Filter the records for lines holding the string "this".
[Start of Material for the task]
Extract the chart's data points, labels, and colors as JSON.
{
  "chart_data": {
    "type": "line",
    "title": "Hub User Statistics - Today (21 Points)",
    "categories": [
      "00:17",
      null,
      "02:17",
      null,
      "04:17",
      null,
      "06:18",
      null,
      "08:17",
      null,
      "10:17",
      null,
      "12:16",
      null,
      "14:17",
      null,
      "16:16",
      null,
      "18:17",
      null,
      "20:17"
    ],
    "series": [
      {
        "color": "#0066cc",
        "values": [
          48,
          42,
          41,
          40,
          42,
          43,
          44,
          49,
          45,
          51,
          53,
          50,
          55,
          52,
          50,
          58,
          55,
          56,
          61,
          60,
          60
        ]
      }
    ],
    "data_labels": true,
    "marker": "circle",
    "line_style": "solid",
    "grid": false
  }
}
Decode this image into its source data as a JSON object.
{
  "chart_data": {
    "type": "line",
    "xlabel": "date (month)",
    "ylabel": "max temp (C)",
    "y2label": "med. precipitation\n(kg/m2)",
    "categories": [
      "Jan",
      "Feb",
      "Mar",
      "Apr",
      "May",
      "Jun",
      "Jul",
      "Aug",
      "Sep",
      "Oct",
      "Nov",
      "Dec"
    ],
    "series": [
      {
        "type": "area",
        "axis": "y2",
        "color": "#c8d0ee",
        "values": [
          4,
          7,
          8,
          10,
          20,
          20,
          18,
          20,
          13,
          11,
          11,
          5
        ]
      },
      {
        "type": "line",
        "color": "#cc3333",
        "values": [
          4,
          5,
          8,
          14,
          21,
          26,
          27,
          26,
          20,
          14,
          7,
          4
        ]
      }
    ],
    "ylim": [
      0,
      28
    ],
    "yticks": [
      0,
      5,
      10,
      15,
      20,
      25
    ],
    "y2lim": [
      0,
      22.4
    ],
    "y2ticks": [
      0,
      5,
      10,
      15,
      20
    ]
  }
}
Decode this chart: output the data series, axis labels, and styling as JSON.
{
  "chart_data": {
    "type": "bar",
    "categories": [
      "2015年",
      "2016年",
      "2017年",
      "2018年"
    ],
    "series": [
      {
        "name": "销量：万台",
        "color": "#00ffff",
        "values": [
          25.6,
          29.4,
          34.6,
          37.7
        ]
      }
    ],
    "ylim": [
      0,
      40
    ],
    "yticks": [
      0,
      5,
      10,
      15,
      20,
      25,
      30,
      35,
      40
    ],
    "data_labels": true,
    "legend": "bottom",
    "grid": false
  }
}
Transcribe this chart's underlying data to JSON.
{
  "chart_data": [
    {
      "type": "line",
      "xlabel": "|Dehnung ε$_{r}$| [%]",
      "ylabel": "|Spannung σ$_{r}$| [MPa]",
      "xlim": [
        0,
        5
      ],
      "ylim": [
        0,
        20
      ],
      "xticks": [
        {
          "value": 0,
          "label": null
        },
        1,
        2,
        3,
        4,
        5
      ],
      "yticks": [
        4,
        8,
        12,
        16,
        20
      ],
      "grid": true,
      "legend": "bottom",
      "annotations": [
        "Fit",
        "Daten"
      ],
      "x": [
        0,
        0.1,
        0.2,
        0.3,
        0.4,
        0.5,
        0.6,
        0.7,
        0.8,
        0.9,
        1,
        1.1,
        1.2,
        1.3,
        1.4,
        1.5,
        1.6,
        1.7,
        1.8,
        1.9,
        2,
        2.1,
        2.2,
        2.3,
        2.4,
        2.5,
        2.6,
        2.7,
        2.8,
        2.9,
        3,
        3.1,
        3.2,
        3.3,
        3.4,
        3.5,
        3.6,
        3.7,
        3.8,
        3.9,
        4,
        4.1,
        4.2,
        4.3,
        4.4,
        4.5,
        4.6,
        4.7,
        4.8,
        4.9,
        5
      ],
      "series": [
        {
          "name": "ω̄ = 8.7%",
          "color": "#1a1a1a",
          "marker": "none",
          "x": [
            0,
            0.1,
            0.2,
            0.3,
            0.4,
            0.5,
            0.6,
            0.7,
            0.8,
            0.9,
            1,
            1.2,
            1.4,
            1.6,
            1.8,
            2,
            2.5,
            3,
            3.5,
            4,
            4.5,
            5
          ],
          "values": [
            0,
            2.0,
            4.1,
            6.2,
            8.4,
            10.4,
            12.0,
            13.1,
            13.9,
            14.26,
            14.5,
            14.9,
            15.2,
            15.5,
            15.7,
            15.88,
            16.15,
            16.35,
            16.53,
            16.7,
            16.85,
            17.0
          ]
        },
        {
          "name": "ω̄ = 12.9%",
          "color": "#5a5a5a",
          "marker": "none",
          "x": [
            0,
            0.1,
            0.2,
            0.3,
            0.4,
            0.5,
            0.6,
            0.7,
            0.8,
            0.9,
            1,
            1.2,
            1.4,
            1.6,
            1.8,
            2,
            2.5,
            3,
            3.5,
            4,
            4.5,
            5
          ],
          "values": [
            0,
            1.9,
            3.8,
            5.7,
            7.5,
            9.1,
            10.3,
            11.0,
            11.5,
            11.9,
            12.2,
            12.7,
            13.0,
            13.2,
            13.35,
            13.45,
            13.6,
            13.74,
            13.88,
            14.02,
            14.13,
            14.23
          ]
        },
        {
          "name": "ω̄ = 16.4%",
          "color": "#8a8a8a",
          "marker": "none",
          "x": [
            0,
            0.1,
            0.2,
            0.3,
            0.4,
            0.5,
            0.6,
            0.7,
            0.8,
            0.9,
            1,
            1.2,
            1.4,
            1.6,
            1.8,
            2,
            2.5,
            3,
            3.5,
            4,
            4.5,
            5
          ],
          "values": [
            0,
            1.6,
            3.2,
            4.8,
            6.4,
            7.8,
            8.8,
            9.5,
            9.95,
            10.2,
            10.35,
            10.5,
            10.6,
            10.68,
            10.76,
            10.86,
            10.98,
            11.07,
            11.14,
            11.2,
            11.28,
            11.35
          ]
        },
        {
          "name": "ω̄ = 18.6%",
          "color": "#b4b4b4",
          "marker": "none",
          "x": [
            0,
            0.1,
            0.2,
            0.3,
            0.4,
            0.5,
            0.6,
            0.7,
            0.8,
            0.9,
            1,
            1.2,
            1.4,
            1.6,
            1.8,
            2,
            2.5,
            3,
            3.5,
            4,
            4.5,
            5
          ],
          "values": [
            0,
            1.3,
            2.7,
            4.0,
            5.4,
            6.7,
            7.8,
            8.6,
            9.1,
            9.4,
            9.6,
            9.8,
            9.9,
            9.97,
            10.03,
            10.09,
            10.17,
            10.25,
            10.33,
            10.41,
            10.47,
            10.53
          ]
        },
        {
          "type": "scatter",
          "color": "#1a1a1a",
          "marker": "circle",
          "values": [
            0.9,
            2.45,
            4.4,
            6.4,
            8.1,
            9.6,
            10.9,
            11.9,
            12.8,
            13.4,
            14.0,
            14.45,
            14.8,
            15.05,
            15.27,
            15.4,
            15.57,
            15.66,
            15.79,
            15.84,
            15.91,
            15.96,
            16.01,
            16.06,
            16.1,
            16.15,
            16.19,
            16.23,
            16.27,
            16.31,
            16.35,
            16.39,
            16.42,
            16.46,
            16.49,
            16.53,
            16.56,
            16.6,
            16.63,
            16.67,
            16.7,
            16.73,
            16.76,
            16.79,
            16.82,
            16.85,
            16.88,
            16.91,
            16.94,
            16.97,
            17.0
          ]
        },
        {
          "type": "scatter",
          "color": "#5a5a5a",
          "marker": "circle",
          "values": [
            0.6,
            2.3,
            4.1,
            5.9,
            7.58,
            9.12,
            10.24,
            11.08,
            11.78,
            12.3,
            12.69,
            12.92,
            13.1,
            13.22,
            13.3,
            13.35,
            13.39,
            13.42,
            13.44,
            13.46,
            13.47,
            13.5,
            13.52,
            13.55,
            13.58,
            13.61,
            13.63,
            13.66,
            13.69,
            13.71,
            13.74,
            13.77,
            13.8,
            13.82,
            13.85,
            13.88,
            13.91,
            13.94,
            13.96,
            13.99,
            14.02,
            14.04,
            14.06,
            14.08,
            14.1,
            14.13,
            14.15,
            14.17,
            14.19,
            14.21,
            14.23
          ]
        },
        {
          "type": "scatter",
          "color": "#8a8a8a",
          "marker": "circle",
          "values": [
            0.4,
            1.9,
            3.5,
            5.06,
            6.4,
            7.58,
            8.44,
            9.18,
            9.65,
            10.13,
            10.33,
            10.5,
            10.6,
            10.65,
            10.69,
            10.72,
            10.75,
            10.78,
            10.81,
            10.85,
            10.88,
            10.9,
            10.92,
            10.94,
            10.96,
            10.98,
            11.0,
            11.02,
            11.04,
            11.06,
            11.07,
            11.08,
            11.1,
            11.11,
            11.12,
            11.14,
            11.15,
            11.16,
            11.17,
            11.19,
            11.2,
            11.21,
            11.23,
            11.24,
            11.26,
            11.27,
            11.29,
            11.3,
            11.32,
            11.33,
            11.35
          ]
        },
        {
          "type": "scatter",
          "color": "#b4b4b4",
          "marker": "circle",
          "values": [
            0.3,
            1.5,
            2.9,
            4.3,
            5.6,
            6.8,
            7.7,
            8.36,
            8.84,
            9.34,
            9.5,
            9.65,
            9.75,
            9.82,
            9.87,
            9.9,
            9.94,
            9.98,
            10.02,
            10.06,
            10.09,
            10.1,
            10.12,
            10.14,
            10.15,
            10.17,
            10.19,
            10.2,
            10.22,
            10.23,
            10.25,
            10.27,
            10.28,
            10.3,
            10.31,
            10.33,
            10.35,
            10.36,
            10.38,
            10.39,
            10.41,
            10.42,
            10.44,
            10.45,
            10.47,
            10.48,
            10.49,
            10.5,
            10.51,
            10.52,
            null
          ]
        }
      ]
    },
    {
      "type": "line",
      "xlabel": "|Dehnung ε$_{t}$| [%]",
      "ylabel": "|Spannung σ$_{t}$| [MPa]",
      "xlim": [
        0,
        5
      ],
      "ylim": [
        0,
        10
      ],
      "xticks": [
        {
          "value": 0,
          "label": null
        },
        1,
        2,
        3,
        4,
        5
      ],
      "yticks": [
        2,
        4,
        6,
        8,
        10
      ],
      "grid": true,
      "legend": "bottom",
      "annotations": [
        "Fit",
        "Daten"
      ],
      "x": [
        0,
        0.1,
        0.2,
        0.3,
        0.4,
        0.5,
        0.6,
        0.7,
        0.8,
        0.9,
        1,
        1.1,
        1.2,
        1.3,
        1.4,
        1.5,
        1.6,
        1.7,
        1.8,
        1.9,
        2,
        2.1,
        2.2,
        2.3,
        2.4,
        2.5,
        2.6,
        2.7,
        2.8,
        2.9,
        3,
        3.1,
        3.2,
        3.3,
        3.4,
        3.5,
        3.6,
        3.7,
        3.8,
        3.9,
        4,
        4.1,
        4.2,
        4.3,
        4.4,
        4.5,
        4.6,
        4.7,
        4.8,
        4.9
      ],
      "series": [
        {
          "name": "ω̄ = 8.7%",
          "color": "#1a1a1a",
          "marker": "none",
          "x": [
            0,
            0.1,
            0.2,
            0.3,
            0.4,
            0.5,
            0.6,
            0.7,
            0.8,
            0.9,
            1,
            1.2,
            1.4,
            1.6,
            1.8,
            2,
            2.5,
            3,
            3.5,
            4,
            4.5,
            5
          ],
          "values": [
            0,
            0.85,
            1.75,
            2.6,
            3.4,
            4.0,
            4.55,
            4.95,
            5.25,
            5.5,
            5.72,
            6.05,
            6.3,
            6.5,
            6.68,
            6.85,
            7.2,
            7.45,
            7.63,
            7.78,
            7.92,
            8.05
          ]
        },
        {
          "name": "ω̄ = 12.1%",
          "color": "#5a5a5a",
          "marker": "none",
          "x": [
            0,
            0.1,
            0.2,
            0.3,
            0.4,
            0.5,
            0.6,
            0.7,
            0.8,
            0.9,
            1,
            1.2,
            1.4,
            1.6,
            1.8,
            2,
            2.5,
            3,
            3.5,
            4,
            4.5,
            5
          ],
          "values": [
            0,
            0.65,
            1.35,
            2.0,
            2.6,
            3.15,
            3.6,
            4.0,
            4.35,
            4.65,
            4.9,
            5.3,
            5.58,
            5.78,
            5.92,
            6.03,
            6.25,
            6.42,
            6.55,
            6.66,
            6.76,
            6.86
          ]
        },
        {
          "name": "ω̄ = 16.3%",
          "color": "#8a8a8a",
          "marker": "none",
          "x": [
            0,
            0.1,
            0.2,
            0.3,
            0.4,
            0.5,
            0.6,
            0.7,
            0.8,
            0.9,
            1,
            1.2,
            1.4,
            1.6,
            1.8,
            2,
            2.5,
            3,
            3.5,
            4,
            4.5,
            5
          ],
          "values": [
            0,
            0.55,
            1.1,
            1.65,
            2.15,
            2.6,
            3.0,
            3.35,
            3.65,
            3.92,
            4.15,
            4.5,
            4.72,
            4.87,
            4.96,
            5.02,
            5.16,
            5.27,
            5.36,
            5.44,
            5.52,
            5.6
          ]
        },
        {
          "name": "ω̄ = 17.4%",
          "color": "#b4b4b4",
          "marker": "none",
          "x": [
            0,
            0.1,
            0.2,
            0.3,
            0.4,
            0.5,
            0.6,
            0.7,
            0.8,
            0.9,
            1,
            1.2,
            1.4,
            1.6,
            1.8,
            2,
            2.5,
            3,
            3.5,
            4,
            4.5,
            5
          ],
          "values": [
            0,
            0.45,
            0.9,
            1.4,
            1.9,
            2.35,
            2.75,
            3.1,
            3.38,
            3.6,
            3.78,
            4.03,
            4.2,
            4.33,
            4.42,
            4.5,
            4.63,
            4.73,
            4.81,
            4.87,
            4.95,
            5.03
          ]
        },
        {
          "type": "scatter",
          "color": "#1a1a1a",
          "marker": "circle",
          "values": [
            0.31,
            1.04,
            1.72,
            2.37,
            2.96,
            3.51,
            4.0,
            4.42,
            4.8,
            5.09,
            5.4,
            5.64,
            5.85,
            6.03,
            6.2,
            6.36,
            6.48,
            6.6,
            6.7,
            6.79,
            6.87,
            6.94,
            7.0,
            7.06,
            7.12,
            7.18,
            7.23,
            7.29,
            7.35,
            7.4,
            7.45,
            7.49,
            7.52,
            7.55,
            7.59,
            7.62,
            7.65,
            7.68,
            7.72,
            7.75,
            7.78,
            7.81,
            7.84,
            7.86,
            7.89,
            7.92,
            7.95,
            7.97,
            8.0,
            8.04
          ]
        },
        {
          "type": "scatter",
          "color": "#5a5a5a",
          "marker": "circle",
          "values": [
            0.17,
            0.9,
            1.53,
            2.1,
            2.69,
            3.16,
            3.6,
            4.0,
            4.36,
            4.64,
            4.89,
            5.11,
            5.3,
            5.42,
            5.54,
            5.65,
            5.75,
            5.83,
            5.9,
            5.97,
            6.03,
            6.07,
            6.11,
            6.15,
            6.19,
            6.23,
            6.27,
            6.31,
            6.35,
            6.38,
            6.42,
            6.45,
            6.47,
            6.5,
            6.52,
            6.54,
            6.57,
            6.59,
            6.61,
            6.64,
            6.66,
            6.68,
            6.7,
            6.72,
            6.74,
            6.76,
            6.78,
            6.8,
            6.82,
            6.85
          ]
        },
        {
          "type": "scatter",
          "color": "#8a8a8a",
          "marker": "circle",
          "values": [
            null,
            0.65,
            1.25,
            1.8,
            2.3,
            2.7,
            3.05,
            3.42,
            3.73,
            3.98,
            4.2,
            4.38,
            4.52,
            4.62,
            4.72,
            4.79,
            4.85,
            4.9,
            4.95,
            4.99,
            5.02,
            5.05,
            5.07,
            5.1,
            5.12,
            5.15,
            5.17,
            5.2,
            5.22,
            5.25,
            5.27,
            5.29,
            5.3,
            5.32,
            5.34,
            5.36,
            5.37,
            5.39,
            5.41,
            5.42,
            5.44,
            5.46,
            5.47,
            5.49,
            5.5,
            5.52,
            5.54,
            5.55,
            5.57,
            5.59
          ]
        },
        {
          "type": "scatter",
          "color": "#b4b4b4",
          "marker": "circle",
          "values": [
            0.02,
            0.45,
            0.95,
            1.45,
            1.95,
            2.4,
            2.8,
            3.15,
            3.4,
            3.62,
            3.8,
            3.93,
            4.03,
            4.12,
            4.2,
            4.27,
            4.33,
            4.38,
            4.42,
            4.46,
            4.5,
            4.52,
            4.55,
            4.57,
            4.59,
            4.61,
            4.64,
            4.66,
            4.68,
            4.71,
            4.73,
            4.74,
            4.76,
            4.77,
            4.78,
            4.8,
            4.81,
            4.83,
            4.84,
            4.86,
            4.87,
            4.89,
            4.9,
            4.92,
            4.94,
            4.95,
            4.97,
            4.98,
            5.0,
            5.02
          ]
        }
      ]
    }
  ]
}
[End of Material for the task]
▶ Answer below:
Decode this image into its source data as a JSON object.
Decode this chart: output the data series, axis labels, and styling as JSON.
Transcribe this chart's underlying data to JSON.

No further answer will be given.